# START OF DATA LINES

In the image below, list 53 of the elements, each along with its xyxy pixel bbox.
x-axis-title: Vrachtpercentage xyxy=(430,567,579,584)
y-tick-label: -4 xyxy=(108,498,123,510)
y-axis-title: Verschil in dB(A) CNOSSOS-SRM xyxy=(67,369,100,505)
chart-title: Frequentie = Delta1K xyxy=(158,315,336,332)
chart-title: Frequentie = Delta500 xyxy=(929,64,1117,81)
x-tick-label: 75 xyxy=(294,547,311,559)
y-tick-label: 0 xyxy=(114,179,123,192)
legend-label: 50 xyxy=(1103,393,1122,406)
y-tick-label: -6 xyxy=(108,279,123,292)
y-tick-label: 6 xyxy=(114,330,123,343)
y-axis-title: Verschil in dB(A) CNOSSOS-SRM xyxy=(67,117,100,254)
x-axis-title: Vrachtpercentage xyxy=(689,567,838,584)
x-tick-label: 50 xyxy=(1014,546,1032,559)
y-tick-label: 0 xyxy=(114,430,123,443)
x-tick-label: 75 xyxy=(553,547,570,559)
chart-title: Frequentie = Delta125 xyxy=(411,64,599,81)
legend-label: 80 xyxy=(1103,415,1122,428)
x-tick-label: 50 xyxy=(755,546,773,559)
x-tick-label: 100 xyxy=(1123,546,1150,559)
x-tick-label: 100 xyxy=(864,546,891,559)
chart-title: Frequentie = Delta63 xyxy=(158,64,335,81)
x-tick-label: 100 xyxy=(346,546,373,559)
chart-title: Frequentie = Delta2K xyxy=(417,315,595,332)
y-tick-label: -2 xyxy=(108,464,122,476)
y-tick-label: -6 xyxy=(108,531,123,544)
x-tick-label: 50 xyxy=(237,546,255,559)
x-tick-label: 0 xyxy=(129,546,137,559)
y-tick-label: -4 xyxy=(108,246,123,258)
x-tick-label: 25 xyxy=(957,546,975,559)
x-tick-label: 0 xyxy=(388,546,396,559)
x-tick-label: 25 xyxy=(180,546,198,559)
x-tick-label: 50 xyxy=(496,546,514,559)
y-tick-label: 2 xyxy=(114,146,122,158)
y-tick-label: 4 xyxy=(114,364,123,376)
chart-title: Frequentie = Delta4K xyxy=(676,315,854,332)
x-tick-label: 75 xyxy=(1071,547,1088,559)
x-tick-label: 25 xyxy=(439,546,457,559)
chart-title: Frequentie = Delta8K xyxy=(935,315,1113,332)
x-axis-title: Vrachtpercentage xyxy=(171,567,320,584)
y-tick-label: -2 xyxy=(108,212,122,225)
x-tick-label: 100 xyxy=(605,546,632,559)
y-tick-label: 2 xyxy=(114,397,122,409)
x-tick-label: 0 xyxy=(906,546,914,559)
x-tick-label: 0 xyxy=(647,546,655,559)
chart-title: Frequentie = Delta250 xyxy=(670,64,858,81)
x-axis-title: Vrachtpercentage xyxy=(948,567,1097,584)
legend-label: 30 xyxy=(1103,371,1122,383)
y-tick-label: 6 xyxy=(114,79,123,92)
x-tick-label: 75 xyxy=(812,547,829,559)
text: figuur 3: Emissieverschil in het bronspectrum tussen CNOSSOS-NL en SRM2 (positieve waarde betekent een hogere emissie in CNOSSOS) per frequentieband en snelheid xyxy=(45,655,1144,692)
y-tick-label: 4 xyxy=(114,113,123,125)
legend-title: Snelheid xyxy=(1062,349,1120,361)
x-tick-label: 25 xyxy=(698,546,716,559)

# END OF DATA LINES

**STATED PROBLEM**
Render every line of the material as a JSON list of strings, one string per line, skipping blank lines.

**EXERCISE SOLUTION**
[
  "In the image below, list 53 of the elements, each along with its xyxy pixel bbox.",
  "x-axis-title: Vrachtpercentage xyxy=(430,567,579,584)",
  "y-tick-label: -4 xyxy=(108,498,123,510)",
  "y-axis-title: Verschil in dB(A) CNOSSOS-SRM xyxy=(67,369,100,505)",
  "chart-title: Frequentie = Delta1K xyxy=(158,315,336,332)",
  "chart-title: Frequentie = Delta500 xyxy=(929,64,1117,81)",
  "x-tick-label: 75 xyxy=(294,547,311,559)",
  "y-tick-label: 0 xyxy=(114,179,123,192)",
  "legend-label: 50 xyxy=(1103,393,1122,406)",
  "y-tick-label: -6 xyxy=(108,279,123,292)",
  "y-tick-label: 6 xyxy=(114,330,123,343)",
  "y-axis-title: Verschil in dB(A) CNOSSOS-SRM xyxy=(67,117,100,254)",
  "x-axis-title: Vrachtpercentage xyxy=(689,567,838,584)",
  "x-tick-label: 50 xyxy=(1014,546,1032,559)",
  "y-tick-label: 0 xyxy=(114,430,123,443)",
  "x-tick-label: 75 xyxy=(553,547,570,559)",
  "chart-title: Frequentie = Delta125 xyxy=(411,64,599,81)",
  "legend-label: 80 xyxy=(1103,415,1122,428)",
  "x-tick-label: 50 xyxy=(755,546,773,559)",
  "x-tick-label: 100 xyxy=(1123,546,1150,559)",
  "x-tick-label: 100 xyxy=(864,546,891,559)",
  "chart-title: Frequentie = Delta63 xyxy=(158,64,335,81)",
  "x-tick-label: 100 xyxy=(346,546,373,559)",
  "chart-title: Frequentie = Delta2K xyxy=(417,315,595,332)",
  "y-tick-label: -2 xyxy=(108,464,122,476)",
  "y-tick-label: -6 xyxy=(108,531,123,544)",
  "x-tick-label: 50 xyxy=(237,546,255,559)",
  "x-tick-label: 0 xyxy=(129,546,137,559)",
  "y-tick-label: -4 xyxy=(108,246,123,258)",
  "x-tick-label: 25 xyxy=(957,546,975,559)",
  "x-tick-label: 0 xyxy=(388,546,396,559)",
  "x-tick-label: 25 xyxy=(180,546,198,559)",
  "x-tick-label: 50 xyxy=(496,546,514,559)",
  "y-tick-label: 2 xyxy=(114,146,122,158)",
  "y-tick-label: 4 xyxy=(114,364,123,376)",
  "chart-title: Frequentie = Delta4K xyxy=(676,315,854,332)",
  "x-tick-label: 75 xyxy=(1071,547,1088,559)",
  "x-tick-label: 25 xyxy=(439,546,457,559)",
  "chart-title: Frequentie = Delta8K xyxy=(935,315,1113,332)",
  "x-axis-title: Vrachtpercentage xyxy=(171,567,320,584)",
  "y-tick-label: -2 xyxy=(108,212,122,225)",
  "x-tick-label: 100 xyxy=(605,546,632,559)",
  "y-tick-label: 2 xyxy=(114,397,122,409)",
  "x-tick-label: 0 xyxy=(906,546,914,559)",
  "x-tick-label: 0 xyxy=(647,546,655,559)",
  "chart-title: Frequentie = Delta250 xyxy=(670,64,858,81)",
  "x-axis-title: Vrachtpercentage xyxy=(948,567,1097,584)",
  "legend-label: 30 xyxy=(1103,371,1122,383)",
  "y-tick-label: 6 xyxy=(114,79,123,92)",
  "x-tick-label: 75 xyxy=(812,547,829,559)",
  "text: figuur 3: Emissieverschil in het bronspectrum tussen CNOSSOS-NL en SRM2 (positieve waarde betekent een hogere emissie in CNOSSOS) per frequentieband en snelheid xyxy=(45,655,1144,692)",
  "y-tick-label: 4 xyxy=(114,113,123,125)",
  "legend-title: Snelheid xyxy=(1062,349,1120,361)",
  "x-tick-label: 25 xyxy=(698,546,716,559)"
]